> _What the task asks_: Repeat the whole listing exactly.

[Recorded data]
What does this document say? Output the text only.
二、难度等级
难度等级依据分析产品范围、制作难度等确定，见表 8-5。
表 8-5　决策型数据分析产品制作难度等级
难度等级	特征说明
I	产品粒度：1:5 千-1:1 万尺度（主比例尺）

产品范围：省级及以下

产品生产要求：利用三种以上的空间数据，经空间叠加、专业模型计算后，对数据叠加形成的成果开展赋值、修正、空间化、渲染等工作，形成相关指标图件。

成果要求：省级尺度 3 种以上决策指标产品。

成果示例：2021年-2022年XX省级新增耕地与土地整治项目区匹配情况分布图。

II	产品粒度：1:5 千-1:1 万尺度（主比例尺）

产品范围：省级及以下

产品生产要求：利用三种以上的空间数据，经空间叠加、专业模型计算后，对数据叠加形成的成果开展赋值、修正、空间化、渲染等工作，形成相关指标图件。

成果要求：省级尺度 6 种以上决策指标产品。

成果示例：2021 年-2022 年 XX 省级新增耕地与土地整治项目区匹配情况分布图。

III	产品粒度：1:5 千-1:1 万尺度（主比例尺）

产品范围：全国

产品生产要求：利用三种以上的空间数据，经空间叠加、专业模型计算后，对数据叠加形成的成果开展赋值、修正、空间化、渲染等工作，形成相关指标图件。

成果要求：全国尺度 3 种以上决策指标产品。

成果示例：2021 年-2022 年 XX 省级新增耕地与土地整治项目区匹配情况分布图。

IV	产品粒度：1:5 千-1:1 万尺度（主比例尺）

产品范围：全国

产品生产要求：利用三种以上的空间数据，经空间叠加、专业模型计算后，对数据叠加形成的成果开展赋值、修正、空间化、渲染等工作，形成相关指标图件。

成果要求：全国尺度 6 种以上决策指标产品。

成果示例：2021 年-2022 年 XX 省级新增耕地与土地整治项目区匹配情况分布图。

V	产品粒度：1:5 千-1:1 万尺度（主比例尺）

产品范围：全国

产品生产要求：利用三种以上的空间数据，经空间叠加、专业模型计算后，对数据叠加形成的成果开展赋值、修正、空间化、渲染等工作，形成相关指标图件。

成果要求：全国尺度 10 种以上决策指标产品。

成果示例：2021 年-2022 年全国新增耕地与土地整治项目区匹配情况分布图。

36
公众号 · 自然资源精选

> _Complete answer_:
What does this document say? Output the text only.
二、难度等级
难度等级依据分析产品范围、制作难度等确定，见表 8-5。
表 8-5　决策型数据分析产品制作难度等级
难度等级	特征说明
I	产品粒度：1:5 千-1:1 万尺度（主比例尺）

产品范围：省级及以下

产品生产要求：利用三种以上的空间数据，经空间叠加、专业模型计算后，对数据叠加形成的成果开展赋值、修正、空间化、渲染等工作，形成相关指标图件。

成果要求：省级尺度 3 种以上决策指标产品。

成果示例：2021年-2022年XX省级新增耕地与土地整治项目区匹配情况分布图。

II	产品粒度：1:5 千-1:1 万尺度（主比例尺）

产品范围：省级及以下

产品生产要求：利用三种以上的空间数据，经空间叠加、专业模型计算后，对数据叠加形成的成果开展赋值、修正、空间化、渲染等工作，形成相关指标图件。

成果要求：省级尺度 6 种以上决策指标产品。

成果示例：2021 年-2022 年 XX 省级新增耕地与土地整治项目区匹配情况分布图。

III	产品粒度：1:5 千-1:1 万尺度（主比例尺）

产品范围：全国

产品生产要求：利用三种以上的空间数据，经空间叠加、专业模型计算后，对数据叠加形成的成果开展赋值、修正、空间化、渲染等工作，形成相关指标图件。

成果要求：全国尺度 3 种以上决策指标产品。

成果示例：2021 年-2022 年 XX 省级新增耕地与土地整治项目区匹配情况分布图。

IV	产品粒度：1:5 千-1:1 万尺度（主比例尺）

产品范围：全国

产品生产要求：利用三种以上的空间数据，经空间叠加、专业模型计算后，对数据叠加形成的成果开展赋值、修正、空间化、渲染等工作，形成相关指标图件。

成果要求：全国尺度 6 种以上决策指标产品。

成果示例：2021 年-2022 年 XX 省级新增耕地与土地整治项目区匹配情况分布图。

V	产品粒度：1:5 千-1:1 万尺度（主比例尺）

产品范围：全国

产品生产要求：利用三种以上的空间数据，经空间叠加、专业模型计算后，对数据叠加形成的成果开展赋值、修正、空间化、渲染等工作，形成相关指标图件。

成果要求：全国尺度 10 种以上决策指标产品。

成果示例：2021 年-2022 年全国新增耕地与土地整治项目区匹配情况分布图。

36
公众号 · 自然资源精选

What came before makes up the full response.